## Extracted entries
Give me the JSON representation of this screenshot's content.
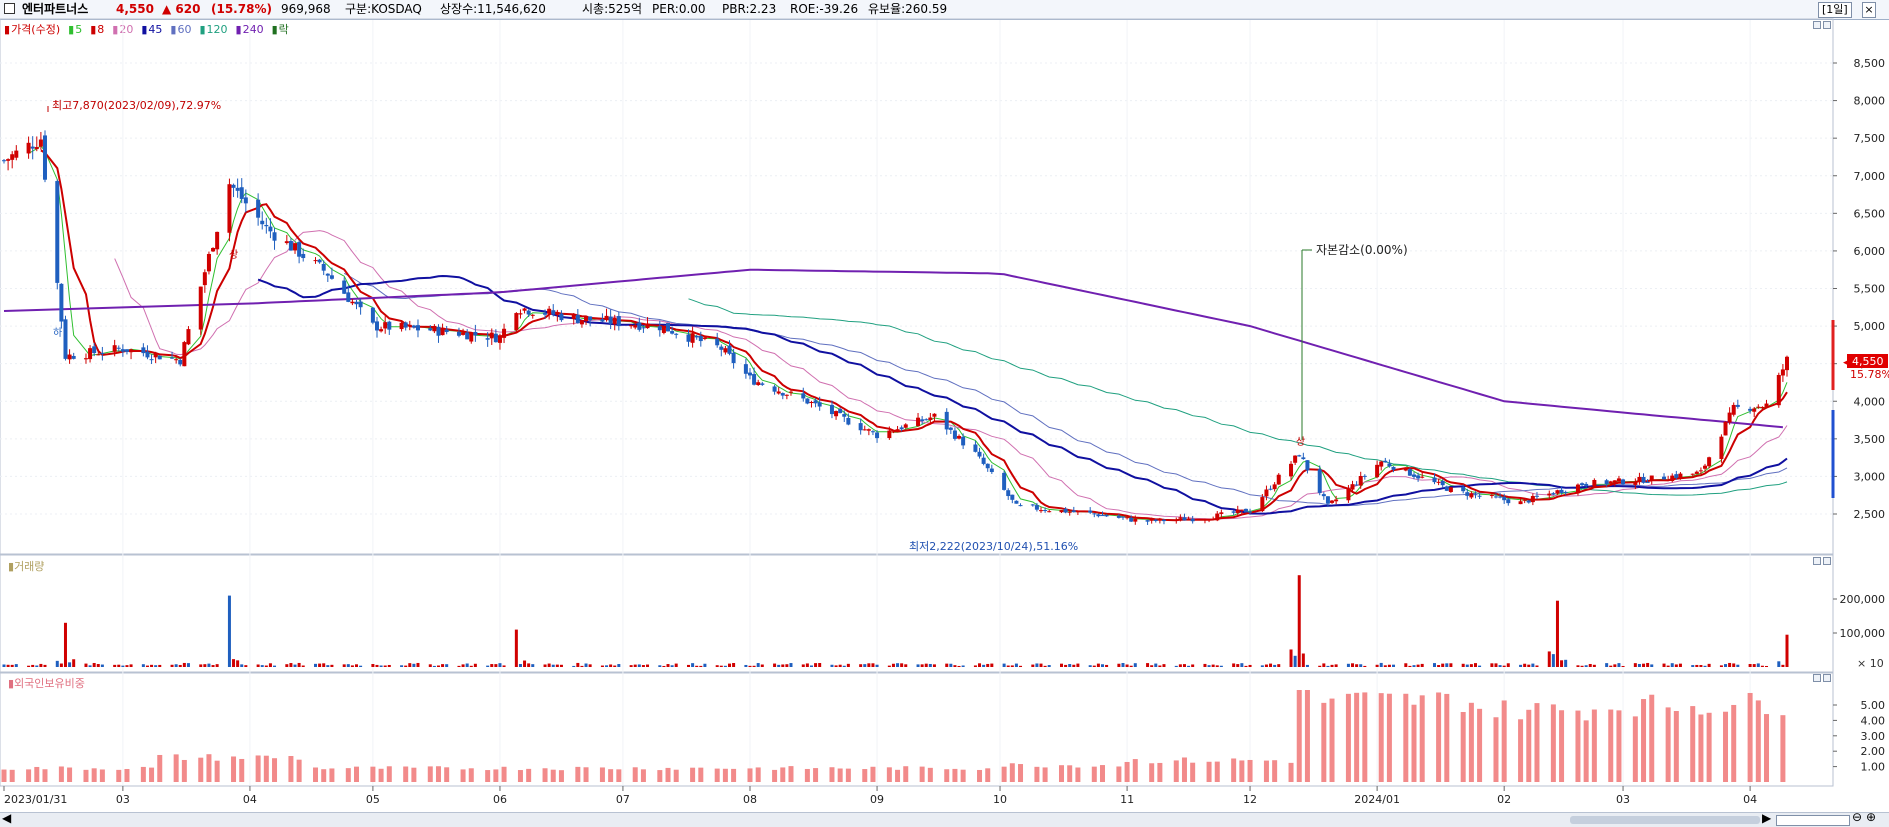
{
  "header": {
    "stock_name": "엔터파트너스",
    "price": "4,550",
    "change": "▲ 620",
    "change_pct": "(15.78%)",
    "volume": "969,968",
    "market": "구분:KOSDAQ",
    "shares": "상장수:11,546,620",
    "mktcap": "시총:525억",
    "per": "PER:0.00",
    "pbr": "PBR:2.23",
    "roe": "ROE:-39.26",
    "retention": "유보율:260.59",
    "period_button": "[1일]",
    "up_color": "#d00000",
    "down_color": "#1f5fbf"
  },
  "legend": [
    {
      "label": "가격(수정)",
      "color": "#cc0000"
    },
    {
      "label": "5",
      "color": "#2fbf2f"
    },
    {
      "label": "8",
      "color": "#cc0000"
    },
    {
      "label": "20",
      "color": "#d070b0"
    },
    {
      "label": "45",
      "color": "#1010a0"
    },
    {
      "label": "60",
      "color": "#6070c0"
    },
    {
      "label": "120",
      "color": "#20a080"
    },
    {
      "label": "240",
      "color": "#7020b0"
    },
    {
      "label": "락",
      "color": "#207020"
    }
  ],
  "panels": {
    "volume_label": "거래량",
    "foreign_label": "외국인보유비중",
    "volume_unit": "× 10"
  },
  "annotations": {
    "high": "최고7,870(2023/02/09),72.97%",
    "low": "최저2,222(2023/10/24),51.16%",
    "capital_reduction": "자본감소(0.00%)",
    "up_marker": "상",
    "down_marker": "하"
  },
  "current": {
    "price_tag": "4,550",
    "pct_tag": "15.78%"
  },
  "chart_data": [
    {
      "type": "candlestick",
      "title": "",
      "y_ticks": [
        "2,500",
        "3,000",
        "3,500",
        "4,000",
        "4,500",
        "5,000",
        "5,500",
        "6,000",
        "6,500",
        "7,000",
        "7,500",
        "8,000",
        "8,500"
      ],
      "ylim": [
        2000,
        9000
      ],
      "x_ticks": [
        "2023/01/31",
        "03",
        "04",
        "05",
        "06",
        "07",
        "08",
        "09",
        "10",
        "11",
        "12",
        "2024/01",
        "02",
        "03",
        "04"
      ],
      "close_series_approx": [
        {
          "date": "2023-01-31",
          "close": 7200
        },
        {
          "date": "2023-02-09",
          "close": 7500
        },
        {
          "date": "2023-02-15",
          "close": 4600
        },
        {
          "date": "2023-03-01",
          "close": 4700
        },
        {
          "date": "2023-03-15",
          "close": 4550
        },
        {
          "date": "2023-03-27",
          "close": 6900
        },
        {
          "date": "2023-04-05",
          "close": 6300
        },
        {
          "date": "2023-04-20",
          "close": 5700
        },
        {
          "date": "2023-05-01",
          "close": 5000
        },
        {
          "date": "2023-05-15",
          "close": 4950
        },
        {
          "date": "2023-06-01",
          "close": 4850
        },
        {
          "date": "2023-06-05",
          "close": 5250
        },
        {
          "date": "2023-06-20",
          "close": 5100
        },
        {
          "date": "2023-07-10",
          "close": 5000
        },
        {
          "date": "2023-07-25",
          "close": 4700
        },
        {
          "date": "2023-08-01",
          "close": 4300
        },
        {
          "date": "2023-08-15",
          "close": 4000
        },
        {
          "date": "2023-09-01",
          "close": 3550
        },
        {
          "date": "2023-09-15",
          "close": 3800
        },
        {
          "date": "2023-09-25",
          "close": 3300
        },
        {
          "date": "2023-10-05",
          "close": 2600
        },
        {
          "date": "2023-10-24",
          "close": 2500
        },
        {
          "date": "2023-11-05",
          "close": 2400
        },
        {
          "date": "2023-11-20",
          "close": 2450
        },
        {
          "date": "2023-12-01",
          "close": 2550
        },
        {
          "date": "2023-12-13",
          "close": 3300
        },
        {
          "date": "2023-12-20",
          "close": 2600
        },
        {
          "date": "2024-01-02",
          "close": 3200
        },
        {
          "date": "2024-01-20",
          "close": 2800
        },
        {
          "date": "2024-02-05",
          "close": 2650
        },
        {
          "date": "2024-02-20",
          "close": 2900
        },
        {
          "date": "2024-03-05",
          "close": 2950
        },
        {
          "date": "2024-03-20",
          "close": 3050
        },
        {
          "date": "2024-03-28",
          "close": 3900
        },
        {
          "date": "2024-04-05",
          "close": 3950
        },
        {
          "date": "2024-04-10",
          "close": 4550
        }
      ],
      "ma240_approx": [
        {
          "date": "2023-01-31",
          "value": 5200
        },
        {
          "date": "2023-04-01",
          "value": 5300
        },
        {
          "date": "2023-06-01",
          "value": 5450
        },
        {
          "date": "2023-08-01",
          "value": 5750
        },
        {
          "date": "2023-10-01",
          "value": 5700
        },
        {
          "date": "2023-12-01",
          "value": 5000
        },
        {
          "date": "2024-01-01",
          "value": 4500
        },
        {
          "date": "2024-02-01",
          "value": 4000
        },
        {
          "date": "2024-03-01",
          "value": 3850
        },
        {
          "date": "2024-04-10",
          "value": 3650
        }
      ]
    },
    {
      "type": "bar",
      "title": "",
      "y_ticks": [
        "200,000",
        "100,000"
      ],
      "unit": "× 10",
      "spikes": [
        {
          "date": "2023-02-15",
          "value": 130000
        },
        {
          "date": "2023-03-27",
          "value": 210000
        },
        {
          "date": "2023-06-05",
          "value": 110000
        },
        {
          "date": "2023-12-13",
          "value": 270000
        },
        {
          "date": "2024-02-14",
          "value": 195000
        },
        {
          "date": "2024-04-10",
          "value": 95000
        }
      ]
    },
    {
      "type": "bar",
      "title": "",
      "y_ticks": [
        "5.00",
        "4.00",
        "3.00",
        "2.00",
        "1.00"
      ],
      "levels": [
        {
          "period": "2023-02 ~ 2023-09",
          "value": 1.0
        },
        {
          "period": "2023-03",
          "value": 2.0
        },
        {
          "period": "2023-10 ~ 2023-12",
          "value": 1.4
        },
        {
          "period": "2023-12-14",
          "value": 6.0
        },
        {
          "period": "2024-01",
          "value": 5.3
        },
        {
          "period": "2024-02",
          "value": 4.7
        },
        {
          "period": "2024-04",
          "value": 5.1
        }
      ]
    }
  ]
}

## Your goal
Transcribe the records above exactly as they appear, leaving out any pictures.

## Final result
Give me the JSON representation of this screenshot's content.
{
  "header": {
    "stock_name": "엔터파트너스",
    "price": "4,550",
    "change": "▲ 620",
    "change_pct": "(15.78%)",
    "volume": "969,968",
    "market": "구분:KOSDAQ",
    "shares": "상장수:11,546,620",
    "mktcap": "시총:525억",
    "per": "PER:0.00",
    "pbr": "PBR:2.23",
    "roe": "ROE:-39.26",
    "retention": "유보율:260.59",
    "period_button": "[1일]",
    "up_color": "#d00000",
    "down_color": "#1f5fbf"
  },
  "legend": [
    {
      "label": "가격(수정)",
      "color": "#cc0000"
    },
    {
      "label": "5",
      "color": "#2fbf2f"
    },
    {
      "label": "8",
      "color": "#cc0000"
    },
    {
      "label": "20",
      "color": "#d070b0"
    },
    {
      "label": "45",
      "color": "#1010a0"
    },
    {
      "label": "60",
      "color": "#6070c0"
    },
    {
      "label": "120",
      "color": "#20a080"
    },
    {
      "label": "240",
      "color": "#7020b0"
    },
    {
      "label": "락",
      "color": "#207020"
    }
  ],
  "panels": {
    "volume_label": "거래량",
    "foreign_label": "외국인보유비중",
    "volume_unit": "× 10"
  },
  "annotations": {
    "high": "최고7,870(2023/02/09),72.97%",
    "low": "최저2,222(2023/10/24),51.16%",
    "capital_reduction": "자본감소(0.00%)",
    "up_marker": "상",
    "down_marker": "하"
  },
  "current": {
    "price_tag": "4,550",
    "pct_tag": "15.78%"
  },
  "chart_data": [
    {
      "type": "candlestick",
      "title": "",
      "y_ticks": [
        "2,500",
        "3,000",
        "3,500",
        "4,000",
        "4,500",
        "5,000",
        "5,500",
        "6,000",
        "6,500",
        "7,000",
        "7,500",
        "8,000",
        "8,500"
      ],
      "ylim": [
        2000,
        9000
      ],
      "x_ticks": [
        "2023/01/31",
        "03",
        "04",
        "05",
        "06",
        "07",
        "08",
        "09",
        "10",
        "11",
        "12",
        "2024/01",
        "02",
        "03",
        "04"
      ],
      "close_series_approx": [
        {
          "date": "2023-01-31",
          "close": 7200
        },
        {
          "date": "2023-02-09",
          "close": 7500
        },
        {
          "date": "2023-02-15",
          "close": 4600
        },
        {
          "date": "2023-03-01",
          "close": 4700
        },
        {
          "date": "2023-03-15",
          "close": 4550
        },
        {
          "date": "2023-03-27",
          "close": 6900
        },
        {
          "date": "2023-04-05",
          "close": 6300
        },
        {
          "date": "2023-04-20",
          "close": 5700
        },
        {
          "date": "2023-05-01",
          "close": 5000
        },
        {
          "date": "2023-05-15",
          "close": 4950
        },
        {
          "date": "2023-06-01",
          "close": 4850
        },
        {
          "date": "2023-06-05",
          "close": 5250
        },
        {
          "date": "2023-06-20",
          "close": 5100
        },
        {
          "date": "2023-07-10",
          "close": 5000
        },
        {
          "date": "2023-07-25",
          "close": 4700
        },
        {
          "date": "2023-08-01",
          "close": 4300
        },
        {
          "date": "2023-08-15",
          "close": 4000
        },
        {
          "date": "2023-09-01",
          "close": 3550
        },
        {
          "date": "2023-09-15",
          "close": 3800
        },
        {
          "date": "2023-09-25",
          "close": 3300
        },
        {
          "date": "2023-10-05",
          "close": 2600
        },
        {
          "date": "2023-10-24",
          "close": 2500
        },
        {
          "date": "2023-11-05",
          "close": 2400
        },
        {
          "date": "2023-11-20",
          "close": 2450
        },
        {
          "date": "2023-12-01",
          "close": 2550
        },
        {
          "date": "2023-12-13",
          "close": 3300
        },
        {
          "date": "2023-12-20",
          "close": 2600
        },
        {
          "date": "2024-01-02",
          "close": 3200
        },
        {
          "date": "2024-01-20",
          "close": 2800
        },
        {
          "date": "2024-02-05",
          "close": 2650
        },
        {
          "date": "2024-02-20",
          "close": 2900
        },
        {
          "date": "2024-03-05",
          "close": 2950
        },
        {
          "date": "2024-03-20",
          "close": 3050
        },
        {
          "date": "2024-03-28",
          "close": 3900
        },
        {
          "date": "2024-04-05",
          "close": 3950
        },
        {
          "date": "2024-04-10",
          "close": 4550
        }
      ],
      "ma240_approx": [
        {
          "date": "2023-01-31",
          "value": 5200
        },
        {
          "date": "2023-04-01",
          "value": 5300
        },
        {
          "date": "2023-06-01",
          "value": 5450
        },
        {
          "date": "2023-08-01",
          "value": 5750
        },
        {
          "date": "2023-10-01",
          "value": 5700
        },
        {
          "date": "2023-12-01",
          "value": 5000
        },
        {
          "date": "2024-01-01",
          "value": 4500
        },
        {
          "date": "2024-02-01",
          "value": 4000
        },
        {
          "date": "2024-03-01",
          "value": 3850
        },
        {
          "date": "2024-04-10",
          "value": 3650
        }
      ]
    },
    {
      "type": "bar",
      "title": "",
      "y_ticks": [
        "200,000",
        "100,000"
      ],
      "unit": "× 10",
      "spikes": [
        {
          "date": "2023-02-15",
          "value": 130000
        },
        {
          "date": "2023-03-27",
          "value": 210000
        },
        {
          "date": "2023-06-05",
          "value": 110000
        },
        {
          "date": "2023-12-13",
          "value": 270000
        },
        {
          "date": "2024-02-14",
          "value": 195000
        },
        {
          "date": "2024-04-10",
          "value": 95000
        }
      ]
    },
    {
      "type": "bar",
      "title": "",
      "y_ticks": [
        "5.00",
        "4.00",
        "3.00",
        "2.00",
        "1.00"
      ],
      "levels": [
        {
          "period": "2023-02 ~ 2023-09",
          "value": 1.0
        },
        {
          "period": "2023-03",
          "value": 2.0
        },
        {
          "period": "2023-10 ~ 2023-12",
          "value": 1.4
        },
        {
          "period": "2023-12-14",
          "value": 6.0
        },
        {
          "period": "2024-01",
          "value": 5.3
        },
        {
          "period": "2024-02",
          "value": 4.7
        },
        {
          "period": "2024-04",
          "value": 5.1
        }
      ]
    }
  ]
}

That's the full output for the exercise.